• _Task statement_:
Return all the data below as it stands, minus the pictures.

[Collected data entries]
────

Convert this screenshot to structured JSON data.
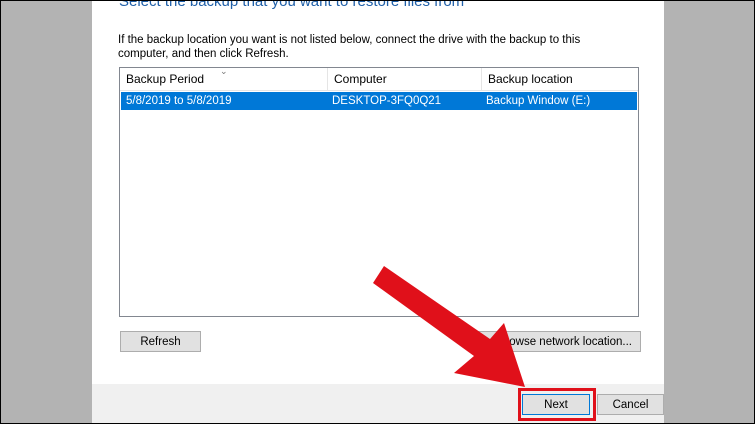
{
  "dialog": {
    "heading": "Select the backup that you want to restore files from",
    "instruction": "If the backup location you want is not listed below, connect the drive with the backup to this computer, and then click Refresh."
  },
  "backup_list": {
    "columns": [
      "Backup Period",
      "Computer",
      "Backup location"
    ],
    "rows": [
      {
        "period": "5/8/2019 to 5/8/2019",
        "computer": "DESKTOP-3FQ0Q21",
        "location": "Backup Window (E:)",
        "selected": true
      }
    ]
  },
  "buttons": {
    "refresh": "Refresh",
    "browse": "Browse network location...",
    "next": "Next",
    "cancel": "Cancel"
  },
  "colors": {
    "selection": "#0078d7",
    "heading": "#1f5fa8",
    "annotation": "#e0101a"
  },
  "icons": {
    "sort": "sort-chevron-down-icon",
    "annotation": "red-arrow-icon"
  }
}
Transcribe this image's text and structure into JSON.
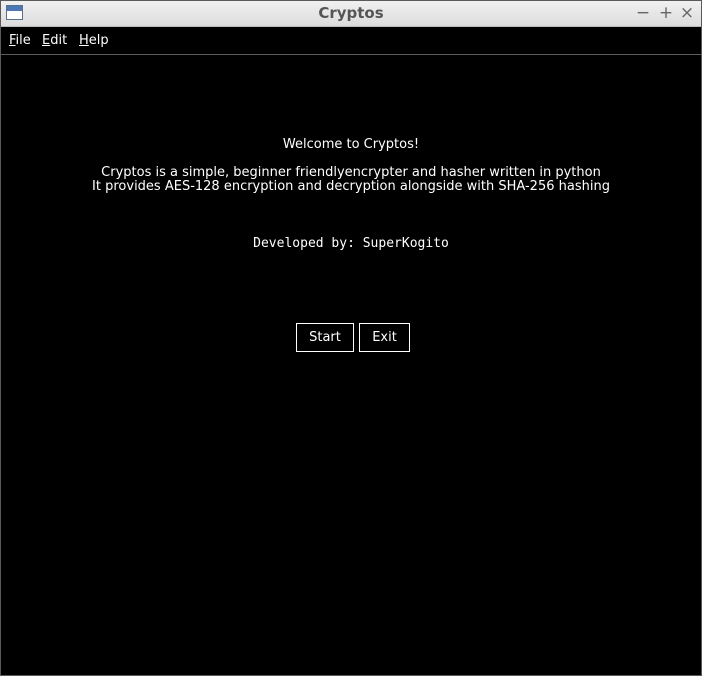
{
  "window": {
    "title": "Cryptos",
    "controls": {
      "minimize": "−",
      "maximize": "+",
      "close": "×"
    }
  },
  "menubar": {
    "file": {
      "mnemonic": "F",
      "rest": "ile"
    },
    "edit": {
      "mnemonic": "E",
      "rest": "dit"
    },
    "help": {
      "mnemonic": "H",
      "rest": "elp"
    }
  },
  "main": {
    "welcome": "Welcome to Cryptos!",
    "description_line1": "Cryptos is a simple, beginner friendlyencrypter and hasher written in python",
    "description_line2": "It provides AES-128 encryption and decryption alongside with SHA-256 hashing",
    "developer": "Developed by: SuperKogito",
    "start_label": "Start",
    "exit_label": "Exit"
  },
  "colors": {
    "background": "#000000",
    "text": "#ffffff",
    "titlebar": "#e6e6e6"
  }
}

────

• _Solved problem_:
Convert this screenshot to structured JSON data.
{
  "dialog": {
    "heading": "Select the backup that you want to restore files from",
    "instruction": "If the backup location you want is not listed below, connect the drive with the backup to this computer, and then click Refresh."
  },
  "backup_list": {
    "columns": [
      "Backup Period",
      "Computer",
      "Backup location"
    ],
    "rows": [
      {
        "period": "5/8/2019 to 5/8/2019",
        "computer": "DESKTOP-3FQ0Q21",
        "location": "Backup Window (E:)",
        "selected": true
      }
    ]
  },
  "buttons": {
    "refresh": "Refresh",
    "browse": "Browse network location...",
    "next": "Next",
    "cancel": "Cancel"
  },
  "colors": {
    "selection": "#0078d7",
    "heading": "#1f5fa8",
    "annotation": "#e0101a"
  },
  "icons": {
    "sort": "sort-chevron-down-icon",
    "annotation": "red-arrow-icon"
  }
}
Transcribe this image's text and structure into JSON.
{
  "window": {
    "title": "Cryptos",
    "controls": {
      "minimize": "−",
      "maximize": "+",
      "close": "×"
    }
  },
  "menubar": {
    "file": {
      "mnemonic": "F",
      "rest": "ile"
    },
    "edit": {
      "mnemonic": "E",
      "rest": "dit"
    },
    "help": {
      "mnemonic": "H",
      "rest": "elp"
    }
  },
  "main": {
    "welcome": "Welcome to Cryptos!",
    "description_line1": "Cryptos is a simple, beginner friendlyencrypter and hasher written in python",
    "description_line2": "It provides AES-128 encryption and decryption alongside with SHA-256 hashing",
    "developer": "Developed by: SuperKogito",
    "start_label": "Start",
    "exit_label": "Exit"
  },
  "colors": {
    "background": "#000000",
    "text": "#ffffff",
    "titlebar": "#e6e6e6"
  }
}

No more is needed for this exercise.